(Task brief) Reproduce each line from the records that holds "change".

(Information shown)
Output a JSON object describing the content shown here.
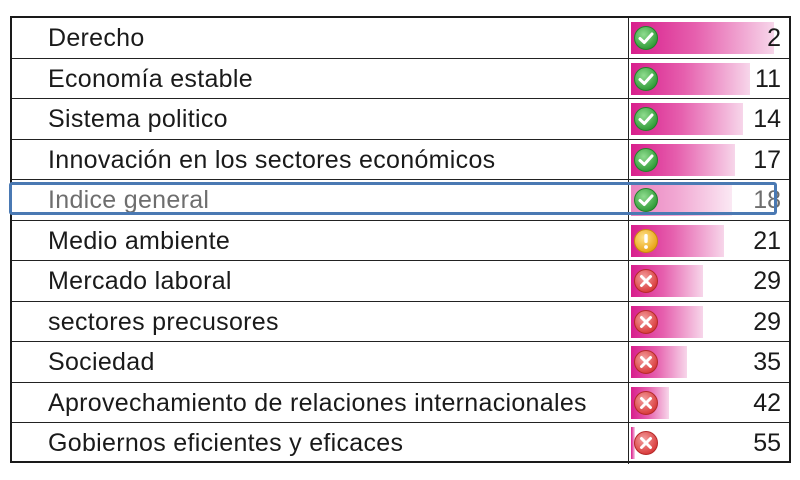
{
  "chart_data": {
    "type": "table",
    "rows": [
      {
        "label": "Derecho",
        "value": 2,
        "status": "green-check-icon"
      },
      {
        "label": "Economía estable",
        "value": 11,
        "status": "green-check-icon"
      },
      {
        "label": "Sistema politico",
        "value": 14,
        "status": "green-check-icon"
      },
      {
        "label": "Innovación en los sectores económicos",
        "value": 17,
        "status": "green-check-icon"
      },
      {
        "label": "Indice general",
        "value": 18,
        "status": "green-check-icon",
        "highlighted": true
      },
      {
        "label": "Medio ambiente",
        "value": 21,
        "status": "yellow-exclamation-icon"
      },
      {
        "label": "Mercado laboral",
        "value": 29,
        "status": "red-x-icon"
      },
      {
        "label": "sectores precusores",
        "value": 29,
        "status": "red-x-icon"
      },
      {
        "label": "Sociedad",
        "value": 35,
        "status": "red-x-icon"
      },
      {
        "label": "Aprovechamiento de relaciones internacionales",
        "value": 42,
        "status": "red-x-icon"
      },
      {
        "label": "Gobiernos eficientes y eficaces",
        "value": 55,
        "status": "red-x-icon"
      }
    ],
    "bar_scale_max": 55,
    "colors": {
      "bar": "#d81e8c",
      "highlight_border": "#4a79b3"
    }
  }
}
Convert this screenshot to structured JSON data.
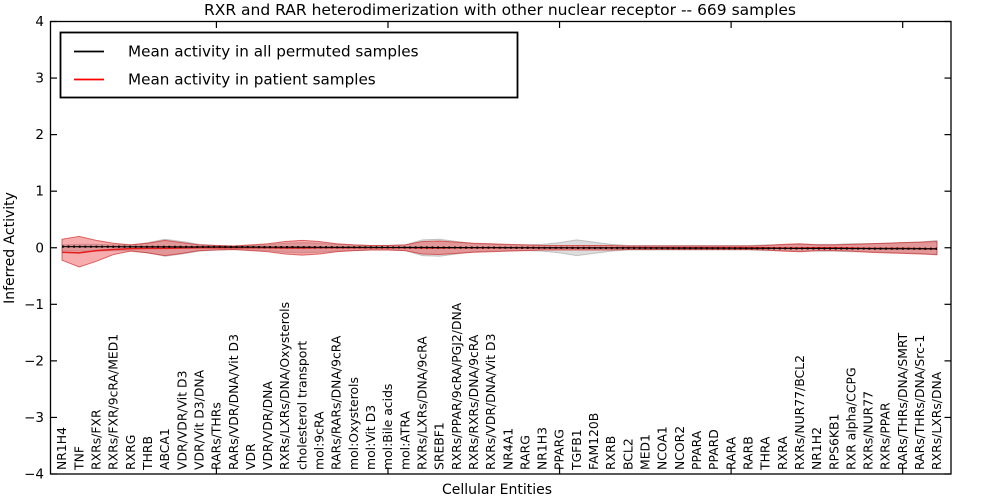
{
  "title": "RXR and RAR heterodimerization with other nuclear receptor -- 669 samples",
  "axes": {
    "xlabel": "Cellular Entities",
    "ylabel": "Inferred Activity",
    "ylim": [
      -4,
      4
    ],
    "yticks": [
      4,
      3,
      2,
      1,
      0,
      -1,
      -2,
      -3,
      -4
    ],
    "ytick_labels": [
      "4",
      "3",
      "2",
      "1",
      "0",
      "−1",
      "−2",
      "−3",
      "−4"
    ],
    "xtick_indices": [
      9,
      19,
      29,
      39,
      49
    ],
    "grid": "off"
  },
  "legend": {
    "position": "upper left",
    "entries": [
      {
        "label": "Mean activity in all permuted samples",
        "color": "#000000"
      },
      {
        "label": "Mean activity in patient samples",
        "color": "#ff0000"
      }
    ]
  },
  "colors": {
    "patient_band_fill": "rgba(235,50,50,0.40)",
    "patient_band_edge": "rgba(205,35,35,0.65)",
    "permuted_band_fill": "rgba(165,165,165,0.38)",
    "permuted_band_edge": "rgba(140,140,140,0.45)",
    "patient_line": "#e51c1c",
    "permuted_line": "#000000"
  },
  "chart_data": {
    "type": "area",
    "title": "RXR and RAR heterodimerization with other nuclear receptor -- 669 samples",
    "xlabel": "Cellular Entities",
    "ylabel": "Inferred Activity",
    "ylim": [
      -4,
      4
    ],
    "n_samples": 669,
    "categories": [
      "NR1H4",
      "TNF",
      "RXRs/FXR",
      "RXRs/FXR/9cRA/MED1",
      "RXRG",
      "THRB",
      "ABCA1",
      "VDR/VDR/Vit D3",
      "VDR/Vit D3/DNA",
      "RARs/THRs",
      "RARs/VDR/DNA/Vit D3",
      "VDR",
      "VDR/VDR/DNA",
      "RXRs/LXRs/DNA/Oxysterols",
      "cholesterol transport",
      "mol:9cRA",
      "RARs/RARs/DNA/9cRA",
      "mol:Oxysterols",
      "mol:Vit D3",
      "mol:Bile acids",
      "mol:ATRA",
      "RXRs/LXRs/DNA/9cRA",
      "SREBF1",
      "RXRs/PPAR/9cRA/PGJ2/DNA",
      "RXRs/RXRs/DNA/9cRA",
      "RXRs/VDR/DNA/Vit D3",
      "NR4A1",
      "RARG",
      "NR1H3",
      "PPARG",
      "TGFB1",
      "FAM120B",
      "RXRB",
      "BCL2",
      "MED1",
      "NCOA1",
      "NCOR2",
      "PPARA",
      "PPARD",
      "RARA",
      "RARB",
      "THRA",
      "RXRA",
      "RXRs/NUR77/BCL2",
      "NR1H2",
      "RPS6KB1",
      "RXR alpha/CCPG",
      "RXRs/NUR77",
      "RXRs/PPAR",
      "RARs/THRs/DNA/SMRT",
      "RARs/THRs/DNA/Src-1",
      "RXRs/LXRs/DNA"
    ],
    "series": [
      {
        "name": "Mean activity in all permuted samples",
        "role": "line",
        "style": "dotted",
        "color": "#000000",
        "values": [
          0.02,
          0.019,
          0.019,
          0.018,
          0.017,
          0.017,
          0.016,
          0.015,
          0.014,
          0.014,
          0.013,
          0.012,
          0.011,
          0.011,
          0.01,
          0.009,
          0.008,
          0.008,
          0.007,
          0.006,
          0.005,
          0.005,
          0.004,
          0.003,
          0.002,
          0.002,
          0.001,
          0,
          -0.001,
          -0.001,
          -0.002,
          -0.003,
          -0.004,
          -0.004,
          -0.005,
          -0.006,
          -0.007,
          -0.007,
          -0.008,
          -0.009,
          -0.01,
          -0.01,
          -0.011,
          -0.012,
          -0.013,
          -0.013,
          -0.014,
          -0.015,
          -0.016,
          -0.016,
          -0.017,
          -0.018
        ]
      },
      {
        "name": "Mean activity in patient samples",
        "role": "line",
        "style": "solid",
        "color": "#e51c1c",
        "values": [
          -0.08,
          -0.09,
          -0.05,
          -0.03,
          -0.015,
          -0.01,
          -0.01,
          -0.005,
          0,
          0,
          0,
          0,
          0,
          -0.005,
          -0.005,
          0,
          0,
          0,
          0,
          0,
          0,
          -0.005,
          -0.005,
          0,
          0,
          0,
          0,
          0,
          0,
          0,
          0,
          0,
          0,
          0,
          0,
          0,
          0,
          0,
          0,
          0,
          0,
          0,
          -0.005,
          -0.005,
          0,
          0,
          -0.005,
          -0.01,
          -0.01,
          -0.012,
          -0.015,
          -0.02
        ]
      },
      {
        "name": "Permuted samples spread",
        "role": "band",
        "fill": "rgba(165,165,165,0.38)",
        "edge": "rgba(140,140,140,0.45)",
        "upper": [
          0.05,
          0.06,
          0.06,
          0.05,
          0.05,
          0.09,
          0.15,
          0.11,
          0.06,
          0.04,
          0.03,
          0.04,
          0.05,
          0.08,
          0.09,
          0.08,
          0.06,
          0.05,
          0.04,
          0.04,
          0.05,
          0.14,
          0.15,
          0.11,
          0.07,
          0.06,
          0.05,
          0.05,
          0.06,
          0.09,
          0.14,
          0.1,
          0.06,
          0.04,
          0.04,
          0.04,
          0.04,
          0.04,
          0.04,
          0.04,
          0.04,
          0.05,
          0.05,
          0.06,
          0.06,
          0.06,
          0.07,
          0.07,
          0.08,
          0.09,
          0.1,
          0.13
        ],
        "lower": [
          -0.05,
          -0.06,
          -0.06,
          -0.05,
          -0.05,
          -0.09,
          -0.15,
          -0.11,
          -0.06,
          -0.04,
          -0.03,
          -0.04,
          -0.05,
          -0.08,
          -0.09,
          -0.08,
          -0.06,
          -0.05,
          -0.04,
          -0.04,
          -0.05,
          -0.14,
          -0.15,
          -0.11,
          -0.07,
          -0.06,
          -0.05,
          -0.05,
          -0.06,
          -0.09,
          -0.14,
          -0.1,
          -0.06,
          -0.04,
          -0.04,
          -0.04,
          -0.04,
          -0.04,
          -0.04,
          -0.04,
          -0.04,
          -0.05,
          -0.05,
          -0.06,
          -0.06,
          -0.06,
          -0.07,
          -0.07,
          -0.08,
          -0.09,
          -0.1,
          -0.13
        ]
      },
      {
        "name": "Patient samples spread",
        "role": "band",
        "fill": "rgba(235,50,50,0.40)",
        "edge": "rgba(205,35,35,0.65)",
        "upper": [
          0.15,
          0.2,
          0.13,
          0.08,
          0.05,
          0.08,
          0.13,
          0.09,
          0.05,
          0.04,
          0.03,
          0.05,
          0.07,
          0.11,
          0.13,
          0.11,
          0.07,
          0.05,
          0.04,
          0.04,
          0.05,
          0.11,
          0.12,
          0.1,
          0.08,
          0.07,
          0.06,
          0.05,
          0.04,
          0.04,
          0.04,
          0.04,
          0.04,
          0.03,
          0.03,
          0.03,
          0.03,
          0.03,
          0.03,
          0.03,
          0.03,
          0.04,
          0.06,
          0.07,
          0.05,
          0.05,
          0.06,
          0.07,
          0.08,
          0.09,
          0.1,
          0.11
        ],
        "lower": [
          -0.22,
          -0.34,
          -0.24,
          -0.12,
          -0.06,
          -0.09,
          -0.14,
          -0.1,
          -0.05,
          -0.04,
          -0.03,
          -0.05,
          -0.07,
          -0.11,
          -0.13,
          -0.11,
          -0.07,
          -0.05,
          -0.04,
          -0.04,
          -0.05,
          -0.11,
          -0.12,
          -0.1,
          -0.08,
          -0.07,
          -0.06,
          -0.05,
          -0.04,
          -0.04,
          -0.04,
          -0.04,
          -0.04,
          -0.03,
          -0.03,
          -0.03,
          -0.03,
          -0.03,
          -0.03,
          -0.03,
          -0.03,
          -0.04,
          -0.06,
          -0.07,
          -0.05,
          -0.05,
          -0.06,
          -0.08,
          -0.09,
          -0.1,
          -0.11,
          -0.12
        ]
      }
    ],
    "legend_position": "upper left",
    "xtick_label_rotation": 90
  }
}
==
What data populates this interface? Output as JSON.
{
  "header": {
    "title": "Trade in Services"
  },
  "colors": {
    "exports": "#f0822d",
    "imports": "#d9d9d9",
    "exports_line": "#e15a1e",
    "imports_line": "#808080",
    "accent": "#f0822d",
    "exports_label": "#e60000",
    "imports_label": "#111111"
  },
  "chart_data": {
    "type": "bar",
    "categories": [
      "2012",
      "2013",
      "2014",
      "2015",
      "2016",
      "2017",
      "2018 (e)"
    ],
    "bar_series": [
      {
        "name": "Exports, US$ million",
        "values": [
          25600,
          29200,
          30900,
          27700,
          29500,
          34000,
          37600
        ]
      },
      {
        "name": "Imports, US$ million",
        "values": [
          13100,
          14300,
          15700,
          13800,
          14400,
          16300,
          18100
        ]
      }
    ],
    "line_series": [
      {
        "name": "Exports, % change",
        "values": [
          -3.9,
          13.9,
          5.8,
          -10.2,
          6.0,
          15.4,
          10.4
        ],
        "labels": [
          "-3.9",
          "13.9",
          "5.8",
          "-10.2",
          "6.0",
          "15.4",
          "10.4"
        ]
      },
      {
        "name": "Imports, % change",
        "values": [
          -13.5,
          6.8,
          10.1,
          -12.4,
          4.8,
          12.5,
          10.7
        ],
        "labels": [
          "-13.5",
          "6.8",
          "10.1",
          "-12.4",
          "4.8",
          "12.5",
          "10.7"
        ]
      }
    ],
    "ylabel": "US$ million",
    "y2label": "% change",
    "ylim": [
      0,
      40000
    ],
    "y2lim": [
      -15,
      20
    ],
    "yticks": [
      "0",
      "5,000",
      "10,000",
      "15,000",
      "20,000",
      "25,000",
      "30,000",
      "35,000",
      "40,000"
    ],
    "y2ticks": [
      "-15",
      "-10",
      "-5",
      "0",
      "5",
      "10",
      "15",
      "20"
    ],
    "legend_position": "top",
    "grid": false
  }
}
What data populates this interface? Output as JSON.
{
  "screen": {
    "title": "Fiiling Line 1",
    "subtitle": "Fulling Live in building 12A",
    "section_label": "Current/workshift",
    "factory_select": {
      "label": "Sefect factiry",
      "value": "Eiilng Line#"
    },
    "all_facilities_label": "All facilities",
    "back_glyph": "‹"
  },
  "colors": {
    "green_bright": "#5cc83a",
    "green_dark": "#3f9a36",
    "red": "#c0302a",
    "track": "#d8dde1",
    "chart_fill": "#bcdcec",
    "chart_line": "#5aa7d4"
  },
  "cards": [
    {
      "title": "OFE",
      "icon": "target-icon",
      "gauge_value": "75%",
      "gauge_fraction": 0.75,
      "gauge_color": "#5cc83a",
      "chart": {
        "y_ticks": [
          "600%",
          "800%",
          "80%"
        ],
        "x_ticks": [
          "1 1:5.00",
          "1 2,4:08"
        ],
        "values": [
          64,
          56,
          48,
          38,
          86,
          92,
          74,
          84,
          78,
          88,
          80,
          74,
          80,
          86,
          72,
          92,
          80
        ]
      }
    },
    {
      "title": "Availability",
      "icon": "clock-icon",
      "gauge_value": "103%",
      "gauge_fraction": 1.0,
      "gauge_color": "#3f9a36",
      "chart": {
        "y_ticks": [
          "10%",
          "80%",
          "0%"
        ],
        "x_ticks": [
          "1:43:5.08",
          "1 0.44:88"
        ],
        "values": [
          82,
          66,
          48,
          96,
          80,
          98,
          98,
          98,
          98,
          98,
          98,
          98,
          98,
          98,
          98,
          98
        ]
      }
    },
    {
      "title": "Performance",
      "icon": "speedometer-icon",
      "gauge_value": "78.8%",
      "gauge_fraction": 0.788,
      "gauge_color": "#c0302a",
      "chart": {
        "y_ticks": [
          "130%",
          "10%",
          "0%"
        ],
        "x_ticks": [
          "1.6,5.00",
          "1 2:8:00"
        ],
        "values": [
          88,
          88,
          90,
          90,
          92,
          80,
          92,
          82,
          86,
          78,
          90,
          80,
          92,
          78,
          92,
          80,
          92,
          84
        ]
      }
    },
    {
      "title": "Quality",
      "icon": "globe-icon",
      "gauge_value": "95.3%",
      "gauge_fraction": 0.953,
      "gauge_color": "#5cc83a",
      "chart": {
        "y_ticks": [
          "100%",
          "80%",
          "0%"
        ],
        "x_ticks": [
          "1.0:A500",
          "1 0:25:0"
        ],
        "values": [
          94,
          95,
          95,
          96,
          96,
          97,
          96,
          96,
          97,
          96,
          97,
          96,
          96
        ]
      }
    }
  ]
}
--
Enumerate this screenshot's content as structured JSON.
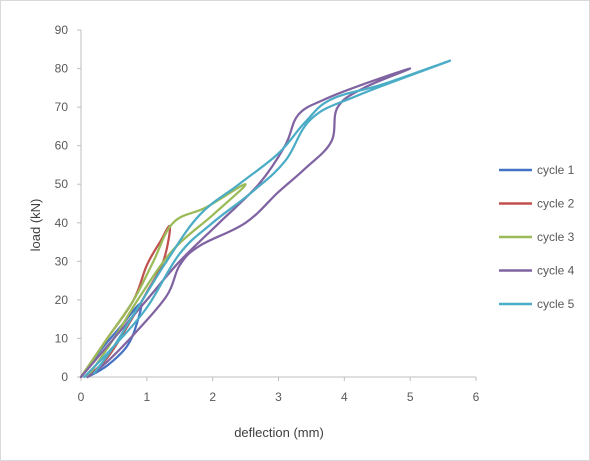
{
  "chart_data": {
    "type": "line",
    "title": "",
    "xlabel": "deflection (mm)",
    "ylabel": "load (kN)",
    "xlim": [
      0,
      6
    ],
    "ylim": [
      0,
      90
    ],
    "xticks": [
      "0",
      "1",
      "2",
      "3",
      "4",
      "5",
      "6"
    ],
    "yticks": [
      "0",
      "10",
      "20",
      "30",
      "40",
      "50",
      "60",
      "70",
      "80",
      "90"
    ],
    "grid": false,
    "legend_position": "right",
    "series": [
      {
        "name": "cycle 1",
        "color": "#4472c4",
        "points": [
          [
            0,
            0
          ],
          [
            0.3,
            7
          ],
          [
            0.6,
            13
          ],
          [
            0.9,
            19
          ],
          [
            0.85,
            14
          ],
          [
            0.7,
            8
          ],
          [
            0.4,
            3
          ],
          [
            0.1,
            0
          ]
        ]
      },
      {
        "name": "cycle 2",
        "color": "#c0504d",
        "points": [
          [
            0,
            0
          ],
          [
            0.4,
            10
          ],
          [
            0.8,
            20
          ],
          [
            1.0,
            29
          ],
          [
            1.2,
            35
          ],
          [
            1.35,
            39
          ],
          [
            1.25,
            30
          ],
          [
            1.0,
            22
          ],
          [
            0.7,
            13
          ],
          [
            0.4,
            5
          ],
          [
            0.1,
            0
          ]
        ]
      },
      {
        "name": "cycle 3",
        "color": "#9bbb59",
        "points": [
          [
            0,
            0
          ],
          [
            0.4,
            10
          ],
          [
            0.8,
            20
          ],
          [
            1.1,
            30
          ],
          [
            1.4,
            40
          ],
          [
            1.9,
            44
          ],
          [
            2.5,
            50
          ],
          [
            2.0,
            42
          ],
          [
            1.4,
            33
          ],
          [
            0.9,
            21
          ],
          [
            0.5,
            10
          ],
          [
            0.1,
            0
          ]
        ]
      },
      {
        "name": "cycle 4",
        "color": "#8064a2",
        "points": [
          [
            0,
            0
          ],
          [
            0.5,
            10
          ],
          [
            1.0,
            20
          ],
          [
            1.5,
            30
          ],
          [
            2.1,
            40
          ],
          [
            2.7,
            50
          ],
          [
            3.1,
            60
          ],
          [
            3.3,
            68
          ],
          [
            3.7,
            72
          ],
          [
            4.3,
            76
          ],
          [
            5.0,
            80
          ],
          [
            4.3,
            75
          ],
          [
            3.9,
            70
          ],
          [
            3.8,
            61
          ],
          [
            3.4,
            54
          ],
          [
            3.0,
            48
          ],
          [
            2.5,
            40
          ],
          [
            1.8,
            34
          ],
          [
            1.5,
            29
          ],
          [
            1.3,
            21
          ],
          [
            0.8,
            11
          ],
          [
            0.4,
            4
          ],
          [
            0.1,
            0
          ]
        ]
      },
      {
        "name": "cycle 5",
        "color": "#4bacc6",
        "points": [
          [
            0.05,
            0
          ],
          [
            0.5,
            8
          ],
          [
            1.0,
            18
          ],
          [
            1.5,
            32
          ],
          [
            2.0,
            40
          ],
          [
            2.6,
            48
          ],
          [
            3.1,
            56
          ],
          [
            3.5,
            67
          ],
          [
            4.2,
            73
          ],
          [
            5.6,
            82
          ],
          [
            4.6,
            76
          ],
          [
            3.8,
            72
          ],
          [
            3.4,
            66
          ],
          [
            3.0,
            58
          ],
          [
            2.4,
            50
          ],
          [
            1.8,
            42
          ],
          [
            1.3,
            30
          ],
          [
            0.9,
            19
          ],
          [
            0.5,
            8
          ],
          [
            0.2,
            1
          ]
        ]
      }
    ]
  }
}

(Expected output)
        "name": "Exports, % change",
        "name": "Imports, % change",
    "y2label": "% change",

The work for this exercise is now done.